Set task: Tally every line of the listing where the string "Japan" is found, and state the total alone.
* Begin Data listing *
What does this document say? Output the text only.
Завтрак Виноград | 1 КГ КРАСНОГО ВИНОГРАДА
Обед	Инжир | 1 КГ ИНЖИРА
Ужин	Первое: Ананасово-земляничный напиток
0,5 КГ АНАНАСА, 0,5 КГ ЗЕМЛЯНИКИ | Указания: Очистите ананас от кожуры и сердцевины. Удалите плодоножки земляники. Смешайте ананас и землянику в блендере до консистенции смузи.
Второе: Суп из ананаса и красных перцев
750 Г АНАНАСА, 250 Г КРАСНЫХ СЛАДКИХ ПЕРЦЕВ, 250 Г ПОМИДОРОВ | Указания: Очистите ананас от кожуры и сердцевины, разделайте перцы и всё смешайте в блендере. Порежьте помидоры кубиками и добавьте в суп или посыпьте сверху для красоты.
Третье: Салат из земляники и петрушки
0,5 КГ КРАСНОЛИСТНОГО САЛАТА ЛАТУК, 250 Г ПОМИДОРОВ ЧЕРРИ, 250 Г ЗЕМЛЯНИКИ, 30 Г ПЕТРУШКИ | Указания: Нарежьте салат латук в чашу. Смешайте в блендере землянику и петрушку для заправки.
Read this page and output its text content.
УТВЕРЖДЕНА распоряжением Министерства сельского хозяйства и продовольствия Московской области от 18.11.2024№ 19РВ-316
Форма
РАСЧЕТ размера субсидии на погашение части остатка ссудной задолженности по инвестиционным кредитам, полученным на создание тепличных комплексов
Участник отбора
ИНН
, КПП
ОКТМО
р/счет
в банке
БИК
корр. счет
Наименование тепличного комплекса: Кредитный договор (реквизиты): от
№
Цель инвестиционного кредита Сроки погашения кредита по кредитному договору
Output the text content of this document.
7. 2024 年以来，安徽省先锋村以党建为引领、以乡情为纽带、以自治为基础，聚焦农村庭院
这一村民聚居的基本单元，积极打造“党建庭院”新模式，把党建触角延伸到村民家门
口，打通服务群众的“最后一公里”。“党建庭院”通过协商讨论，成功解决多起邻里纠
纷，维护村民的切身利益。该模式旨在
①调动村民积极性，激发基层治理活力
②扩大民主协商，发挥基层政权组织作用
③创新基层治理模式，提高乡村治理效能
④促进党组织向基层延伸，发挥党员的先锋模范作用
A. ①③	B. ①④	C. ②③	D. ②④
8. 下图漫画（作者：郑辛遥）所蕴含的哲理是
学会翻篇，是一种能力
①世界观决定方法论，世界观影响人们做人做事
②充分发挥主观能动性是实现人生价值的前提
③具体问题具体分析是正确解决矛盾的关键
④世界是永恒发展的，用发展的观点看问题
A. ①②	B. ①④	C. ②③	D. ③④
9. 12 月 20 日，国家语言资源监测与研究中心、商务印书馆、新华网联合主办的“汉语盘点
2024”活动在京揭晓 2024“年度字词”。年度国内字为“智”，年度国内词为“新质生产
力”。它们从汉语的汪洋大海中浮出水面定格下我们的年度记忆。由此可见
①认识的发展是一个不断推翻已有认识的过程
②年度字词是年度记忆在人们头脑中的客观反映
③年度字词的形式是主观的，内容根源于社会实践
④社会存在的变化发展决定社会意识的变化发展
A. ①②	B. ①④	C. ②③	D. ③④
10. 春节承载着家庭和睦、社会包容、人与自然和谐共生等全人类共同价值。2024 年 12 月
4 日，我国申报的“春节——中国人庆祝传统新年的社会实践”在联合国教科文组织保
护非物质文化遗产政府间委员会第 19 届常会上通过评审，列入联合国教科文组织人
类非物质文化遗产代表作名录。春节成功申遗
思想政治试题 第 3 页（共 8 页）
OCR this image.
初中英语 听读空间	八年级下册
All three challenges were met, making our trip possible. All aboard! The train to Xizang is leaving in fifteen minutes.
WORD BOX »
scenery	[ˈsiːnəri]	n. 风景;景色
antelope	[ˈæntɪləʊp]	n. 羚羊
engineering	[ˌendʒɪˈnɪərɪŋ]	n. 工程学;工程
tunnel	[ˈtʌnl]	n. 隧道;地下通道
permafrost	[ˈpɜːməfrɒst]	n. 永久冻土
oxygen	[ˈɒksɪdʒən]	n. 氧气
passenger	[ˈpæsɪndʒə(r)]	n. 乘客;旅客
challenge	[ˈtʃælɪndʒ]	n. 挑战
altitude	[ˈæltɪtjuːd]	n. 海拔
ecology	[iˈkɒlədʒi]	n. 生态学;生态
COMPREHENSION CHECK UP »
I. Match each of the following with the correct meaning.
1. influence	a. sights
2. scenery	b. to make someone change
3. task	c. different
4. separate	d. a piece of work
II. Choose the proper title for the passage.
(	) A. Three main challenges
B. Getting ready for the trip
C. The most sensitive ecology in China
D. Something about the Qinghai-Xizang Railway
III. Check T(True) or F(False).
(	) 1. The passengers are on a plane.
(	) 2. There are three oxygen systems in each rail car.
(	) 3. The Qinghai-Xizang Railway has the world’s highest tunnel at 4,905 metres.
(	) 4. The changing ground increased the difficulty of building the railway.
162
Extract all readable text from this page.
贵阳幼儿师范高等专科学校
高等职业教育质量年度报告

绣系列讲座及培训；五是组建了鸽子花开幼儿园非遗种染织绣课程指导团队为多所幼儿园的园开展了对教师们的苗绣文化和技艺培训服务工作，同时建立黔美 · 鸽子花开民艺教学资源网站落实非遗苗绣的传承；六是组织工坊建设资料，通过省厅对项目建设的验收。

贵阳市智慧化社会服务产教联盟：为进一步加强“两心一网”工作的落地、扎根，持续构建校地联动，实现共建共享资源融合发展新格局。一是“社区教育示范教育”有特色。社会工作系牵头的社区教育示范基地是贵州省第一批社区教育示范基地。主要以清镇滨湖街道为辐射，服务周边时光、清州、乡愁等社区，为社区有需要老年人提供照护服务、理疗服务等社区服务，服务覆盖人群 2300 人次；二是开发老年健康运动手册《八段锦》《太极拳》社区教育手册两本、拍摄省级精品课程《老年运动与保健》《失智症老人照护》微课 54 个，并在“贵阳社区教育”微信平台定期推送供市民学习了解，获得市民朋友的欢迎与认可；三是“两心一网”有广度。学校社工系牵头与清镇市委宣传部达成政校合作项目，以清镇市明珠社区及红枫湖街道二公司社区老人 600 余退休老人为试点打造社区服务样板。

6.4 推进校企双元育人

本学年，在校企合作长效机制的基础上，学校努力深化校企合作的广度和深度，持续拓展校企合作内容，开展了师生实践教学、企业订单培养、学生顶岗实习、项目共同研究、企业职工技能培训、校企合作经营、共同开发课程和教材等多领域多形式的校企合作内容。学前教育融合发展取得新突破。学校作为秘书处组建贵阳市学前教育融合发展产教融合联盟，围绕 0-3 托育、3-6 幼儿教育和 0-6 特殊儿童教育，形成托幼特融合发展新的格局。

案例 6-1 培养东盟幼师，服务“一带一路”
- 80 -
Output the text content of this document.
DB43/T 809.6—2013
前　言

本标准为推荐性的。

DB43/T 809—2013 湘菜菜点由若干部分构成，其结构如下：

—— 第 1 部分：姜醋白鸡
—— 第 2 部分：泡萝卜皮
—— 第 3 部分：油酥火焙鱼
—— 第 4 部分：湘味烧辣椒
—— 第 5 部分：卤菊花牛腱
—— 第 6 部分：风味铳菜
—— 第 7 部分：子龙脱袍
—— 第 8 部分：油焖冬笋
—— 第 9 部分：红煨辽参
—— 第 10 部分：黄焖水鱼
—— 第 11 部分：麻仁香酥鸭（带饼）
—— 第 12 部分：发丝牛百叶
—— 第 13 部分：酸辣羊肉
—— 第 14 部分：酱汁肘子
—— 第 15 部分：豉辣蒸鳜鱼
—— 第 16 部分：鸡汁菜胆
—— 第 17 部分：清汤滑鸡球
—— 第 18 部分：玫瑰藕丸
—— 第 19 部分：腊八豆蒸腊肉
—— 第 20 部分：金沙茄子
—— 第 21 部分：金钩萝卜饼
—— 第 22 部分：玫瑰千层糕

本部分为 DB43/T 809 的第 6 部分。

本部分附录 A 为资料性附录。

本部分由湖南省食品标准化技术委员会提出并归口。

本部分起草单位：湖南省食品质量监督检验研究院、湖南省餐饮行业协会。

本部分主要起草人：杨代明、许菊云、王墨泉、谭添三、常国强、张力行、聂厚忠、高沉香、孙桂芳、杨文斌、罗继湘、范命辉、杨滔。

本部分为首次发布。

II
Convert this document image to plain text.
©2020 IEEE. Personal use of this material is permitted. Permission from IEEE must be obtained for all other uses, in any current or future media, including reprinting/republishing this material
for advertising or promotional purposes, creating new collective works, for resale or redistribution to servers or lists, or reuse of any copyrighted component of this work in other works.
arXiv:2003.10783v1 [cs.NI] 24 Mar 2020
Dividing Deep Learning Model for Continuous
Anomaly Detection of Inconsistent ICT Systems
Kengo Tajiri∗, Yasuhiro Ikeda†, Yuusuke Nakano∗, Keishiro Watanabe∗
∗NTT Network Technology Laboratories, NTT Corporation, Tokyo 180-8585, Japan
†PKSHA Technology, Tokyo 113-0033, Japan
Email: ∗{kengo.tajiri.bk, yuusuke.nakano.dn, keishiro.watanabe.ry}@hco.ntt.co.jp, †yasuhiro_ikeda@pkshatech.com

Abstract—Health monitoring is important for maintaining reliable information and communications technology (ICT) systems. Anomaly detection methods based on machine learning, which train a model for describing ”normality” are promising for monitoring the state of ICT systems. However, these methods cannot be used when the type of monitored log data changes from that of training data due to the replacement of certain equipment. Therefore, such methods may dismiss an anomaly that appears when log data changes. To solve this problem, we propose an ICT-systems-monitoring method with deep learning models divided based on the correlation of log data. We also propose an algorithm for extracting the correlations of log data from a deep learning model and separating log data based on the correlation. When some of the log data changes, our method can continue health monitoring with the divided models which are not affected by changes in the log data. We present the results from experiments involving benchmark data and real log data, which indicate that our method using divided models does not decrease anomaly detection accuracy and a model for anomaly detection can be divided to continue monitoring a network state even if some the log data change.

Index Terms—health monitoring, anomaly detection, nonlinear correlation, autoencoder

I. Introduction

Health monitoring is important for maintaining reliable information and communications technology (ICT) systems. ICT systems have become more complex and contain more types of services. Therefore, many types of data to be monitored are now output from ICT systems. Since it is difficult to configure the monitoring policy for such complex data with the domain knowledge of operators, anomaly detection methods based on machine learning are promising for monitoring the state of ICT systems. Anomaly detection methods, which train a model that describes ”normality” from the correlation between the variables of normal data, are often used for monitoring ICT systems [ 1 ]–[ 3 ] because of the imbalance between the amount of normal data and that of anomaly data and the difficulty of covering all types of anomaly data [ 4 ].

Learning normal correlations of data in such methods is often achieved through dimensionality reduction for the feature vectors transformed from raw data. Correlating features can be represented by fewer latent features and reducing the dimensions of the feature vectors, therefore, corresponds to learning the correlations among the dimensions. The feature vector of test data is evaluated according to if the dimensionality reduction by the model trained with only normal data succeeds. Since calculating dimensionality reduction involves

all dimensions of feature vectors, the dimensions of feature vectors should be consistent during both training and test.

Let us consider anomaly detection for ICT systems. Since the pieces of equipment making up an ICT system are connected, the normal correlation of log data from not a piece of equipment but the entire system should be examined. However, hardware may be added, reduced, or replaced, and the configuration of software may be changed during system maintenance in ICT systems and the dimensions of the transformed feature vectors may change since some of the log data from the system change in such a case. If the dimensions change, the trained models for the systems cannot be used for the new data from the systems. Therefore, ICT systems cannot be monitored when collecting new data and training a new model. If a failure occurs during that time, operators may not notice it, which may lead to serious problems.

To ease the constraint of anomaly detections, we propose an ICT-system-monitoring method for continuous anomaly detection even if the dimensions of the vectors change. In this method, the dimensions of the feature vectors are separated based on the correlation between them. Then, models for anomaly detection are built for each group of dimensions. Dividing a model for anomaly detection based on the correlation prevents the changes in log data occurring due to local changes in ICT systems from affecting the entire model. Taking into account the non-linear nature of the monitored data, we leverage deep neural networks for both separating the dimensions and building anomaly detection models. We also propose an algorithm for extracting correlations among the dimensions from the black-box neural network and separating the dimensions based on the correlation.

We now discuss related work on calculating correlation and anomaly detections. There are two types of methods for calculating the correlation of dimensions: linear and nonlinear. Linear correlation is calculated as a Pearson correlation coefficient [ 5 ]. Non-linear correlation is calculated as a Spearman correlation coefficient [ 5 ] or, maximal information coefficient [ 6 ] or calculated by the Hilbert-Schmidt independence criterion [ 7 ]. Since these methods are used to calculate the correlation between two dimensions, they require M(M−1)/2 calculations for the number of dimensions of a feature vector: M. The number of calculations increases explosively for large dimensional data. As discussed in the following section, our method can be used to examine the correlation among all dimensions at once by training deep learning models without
* End Data listing *
Correct response: 2